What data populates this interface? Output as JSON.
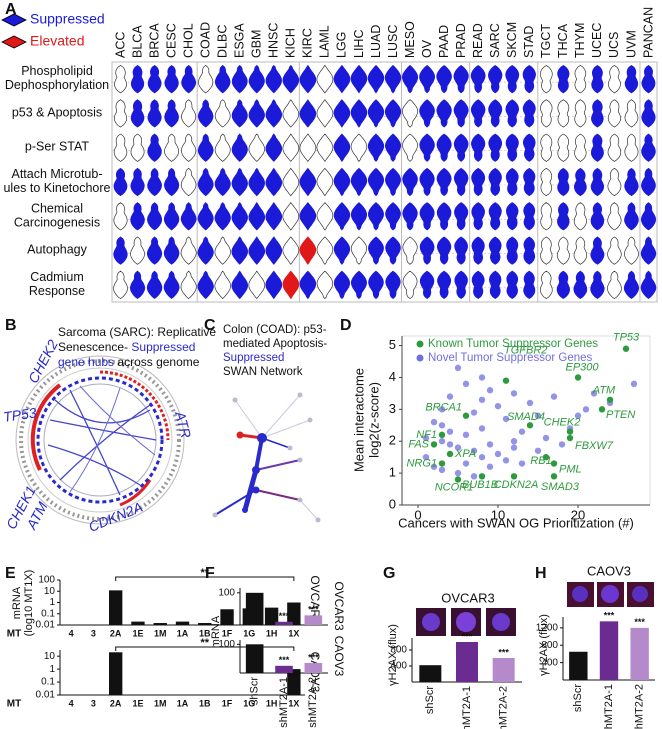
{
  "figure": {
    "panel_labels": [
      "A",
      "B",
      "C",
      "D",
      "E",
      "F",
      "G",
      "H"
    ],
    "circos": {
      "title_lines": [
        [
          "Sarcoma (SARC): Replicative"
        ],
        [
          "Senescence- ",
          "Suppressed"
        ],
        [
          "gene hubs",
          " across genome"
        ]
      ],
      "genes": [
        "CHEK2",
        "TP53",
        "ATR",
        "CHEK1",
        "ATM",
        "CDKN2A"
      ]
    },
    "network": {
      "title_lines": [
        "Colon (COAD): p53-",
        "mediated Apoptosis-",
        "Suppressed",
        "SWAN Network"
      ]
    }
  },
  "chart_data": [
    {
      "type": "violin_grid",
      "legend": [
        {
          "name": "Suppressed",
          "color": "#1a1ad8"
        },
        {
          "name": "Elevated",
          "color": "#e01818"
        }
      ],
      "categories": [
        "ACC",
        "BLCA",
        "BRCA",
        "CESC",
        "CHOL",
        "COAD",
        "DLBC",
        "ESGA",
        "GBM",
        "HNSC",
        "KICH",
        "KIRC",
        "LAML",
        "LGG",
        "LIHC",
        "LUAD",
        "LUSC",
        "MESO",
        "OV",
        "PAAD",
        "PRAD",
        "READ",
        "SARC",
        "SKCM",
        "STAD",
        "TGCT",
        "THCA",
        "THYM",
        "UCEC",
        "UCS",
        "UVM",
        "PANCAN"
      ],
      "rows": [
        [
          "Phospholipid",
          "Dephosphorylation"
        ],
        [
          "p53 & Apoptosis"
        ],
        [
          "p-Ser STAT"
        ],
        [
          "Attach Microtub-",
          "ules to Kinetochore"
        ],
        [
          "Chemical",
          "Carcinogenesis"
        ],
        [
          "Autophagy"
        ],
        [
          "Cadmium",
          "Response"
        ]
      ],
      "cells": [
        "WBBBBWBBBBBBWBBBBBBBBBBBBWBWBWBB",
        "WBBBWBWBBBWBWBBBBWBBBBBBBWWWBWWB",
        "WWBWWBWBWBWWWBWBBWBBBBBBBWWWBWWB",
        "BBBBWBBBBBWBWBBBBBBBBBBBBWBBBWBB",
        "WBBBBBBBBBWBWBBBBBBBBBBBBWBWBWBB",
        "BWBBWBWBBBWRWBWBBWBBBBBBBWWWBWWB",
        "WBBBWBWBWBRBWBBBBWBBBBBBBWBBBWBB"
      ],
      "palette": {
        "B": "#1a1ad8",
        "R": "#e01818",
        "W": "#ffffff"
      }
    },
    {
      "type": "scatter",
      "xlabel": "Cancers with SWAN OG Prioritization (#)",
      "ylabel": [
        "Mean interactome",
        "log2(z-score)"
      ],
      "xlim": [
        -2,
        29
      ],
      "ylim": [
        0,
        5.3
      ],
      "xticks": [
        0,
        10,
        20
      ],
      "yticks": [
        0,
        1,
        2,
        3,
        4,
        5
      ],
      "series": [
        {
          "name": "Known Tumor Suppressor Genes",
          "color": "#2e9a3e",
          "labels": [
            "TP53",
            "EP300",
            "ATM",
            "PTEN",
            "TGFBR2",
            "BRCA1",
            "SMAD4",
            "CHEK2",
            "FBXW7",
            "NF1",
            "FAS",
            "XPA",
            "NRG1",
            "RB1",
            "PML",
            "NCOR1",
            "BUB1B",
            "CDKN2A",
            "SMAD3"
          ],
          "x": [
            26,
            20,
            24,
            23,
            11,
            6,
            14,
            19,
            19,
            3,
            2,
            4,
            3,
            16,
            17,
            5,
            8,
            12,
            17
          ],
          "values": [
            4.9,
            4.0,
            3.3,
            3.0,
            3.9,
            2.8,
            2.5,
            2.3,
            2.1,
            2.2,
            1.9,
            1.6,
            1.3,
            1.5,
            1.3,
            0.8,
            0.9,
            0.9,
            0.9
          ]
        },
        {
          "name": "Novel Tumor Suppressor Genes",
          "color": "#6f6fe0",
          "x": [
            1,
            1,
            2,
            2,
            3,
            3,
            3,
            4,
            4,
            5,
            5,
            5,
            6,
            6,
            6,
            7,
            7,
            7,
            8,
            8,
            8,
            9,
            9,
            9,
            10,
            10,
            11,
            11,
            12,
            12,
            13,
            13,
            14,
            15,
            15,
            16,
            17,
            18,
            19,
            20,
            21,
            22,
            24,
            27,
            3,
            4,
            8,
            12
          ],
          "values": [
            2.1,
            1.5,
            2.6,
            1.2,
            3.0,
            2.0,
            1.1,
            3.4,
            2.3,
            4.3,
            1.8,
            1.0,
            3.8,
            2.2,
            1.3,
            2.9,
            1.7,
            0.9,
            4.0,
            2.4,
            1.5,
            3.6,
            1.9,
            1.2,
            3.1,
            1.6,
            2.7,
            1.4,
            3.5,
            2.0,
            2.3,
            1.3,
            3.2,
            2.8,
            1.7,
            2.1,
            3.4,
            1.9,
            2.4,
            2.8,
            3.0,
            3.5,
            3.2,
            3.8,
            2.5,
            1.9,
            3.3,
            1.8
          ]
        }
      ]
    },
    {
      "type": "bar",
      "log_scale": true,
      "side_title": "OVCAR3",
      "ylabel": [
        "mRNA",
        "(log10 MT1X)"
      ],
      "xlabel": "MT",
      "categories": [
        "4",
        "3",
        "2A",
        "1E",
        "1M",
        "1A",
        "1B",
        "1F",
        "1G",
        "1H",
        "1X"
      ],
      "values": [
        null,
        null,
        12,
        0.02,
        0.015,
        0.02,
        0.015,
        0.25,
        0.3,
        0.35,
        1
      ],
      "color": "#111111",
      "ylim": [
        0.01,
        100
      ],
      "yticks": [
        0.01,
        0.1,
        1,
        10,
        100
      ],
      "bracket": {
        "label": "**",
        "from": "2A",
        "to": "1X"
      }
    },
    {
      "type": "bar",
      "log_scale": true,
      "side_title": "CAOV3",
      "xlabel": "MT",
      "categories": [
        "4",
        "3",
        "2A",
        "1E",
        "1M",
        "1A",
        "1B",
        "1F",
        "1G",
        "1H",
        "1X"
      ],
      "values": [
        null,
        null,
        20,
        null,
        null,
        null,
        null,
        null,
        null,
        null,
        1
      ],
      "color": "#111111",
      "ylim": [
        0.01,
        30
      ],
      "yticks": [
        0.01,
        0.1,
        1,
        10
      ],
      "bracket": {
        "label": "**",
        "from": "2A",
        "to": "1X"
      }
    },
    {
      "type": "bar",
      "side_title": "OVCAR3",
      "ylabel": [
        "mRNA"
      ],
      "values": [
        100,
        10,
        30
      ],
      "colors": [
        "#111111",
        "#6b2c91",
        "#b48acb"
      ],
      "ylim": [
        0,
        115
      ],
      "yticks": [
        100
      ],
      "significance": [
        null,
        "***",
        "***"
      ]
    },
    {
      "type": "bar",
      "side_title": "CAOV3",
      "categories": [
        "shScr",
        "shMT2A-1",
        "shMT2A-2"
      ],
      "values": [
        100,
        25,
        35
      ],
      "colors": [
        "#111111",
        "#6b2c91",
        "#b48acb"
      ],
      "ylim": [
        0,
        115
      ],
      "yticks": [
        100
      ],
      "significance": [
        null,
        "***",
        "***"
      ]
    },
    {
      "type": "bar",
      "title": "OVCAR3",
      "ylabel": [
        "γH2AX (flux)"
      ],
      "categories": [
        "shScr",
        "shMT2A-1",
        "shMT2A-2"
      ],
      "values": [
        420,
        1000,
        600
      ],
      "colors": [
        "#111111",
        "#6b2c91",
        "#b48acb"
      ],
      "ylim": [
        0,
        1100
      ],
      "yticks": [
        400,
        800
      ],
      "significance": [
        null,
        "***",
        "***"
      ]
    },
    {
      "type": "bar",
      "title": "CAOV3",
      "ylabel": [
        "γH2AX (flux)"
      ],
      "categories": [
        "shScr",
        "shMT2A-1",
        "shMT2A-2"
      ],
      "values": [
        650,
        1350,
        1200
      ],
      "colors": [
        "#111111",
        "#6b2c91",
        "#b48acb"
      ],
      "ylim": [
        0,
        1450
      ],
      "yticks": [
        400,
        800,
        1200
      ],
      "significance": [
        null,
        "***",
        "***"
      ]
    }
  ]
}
###
Filter the entries and keep only the lines holding "SWAN".

[EXERCISE OUTPUT]:
        "SWAN Network"
      "xlabel": "Cancers with SWAN OG Prioritization (#)",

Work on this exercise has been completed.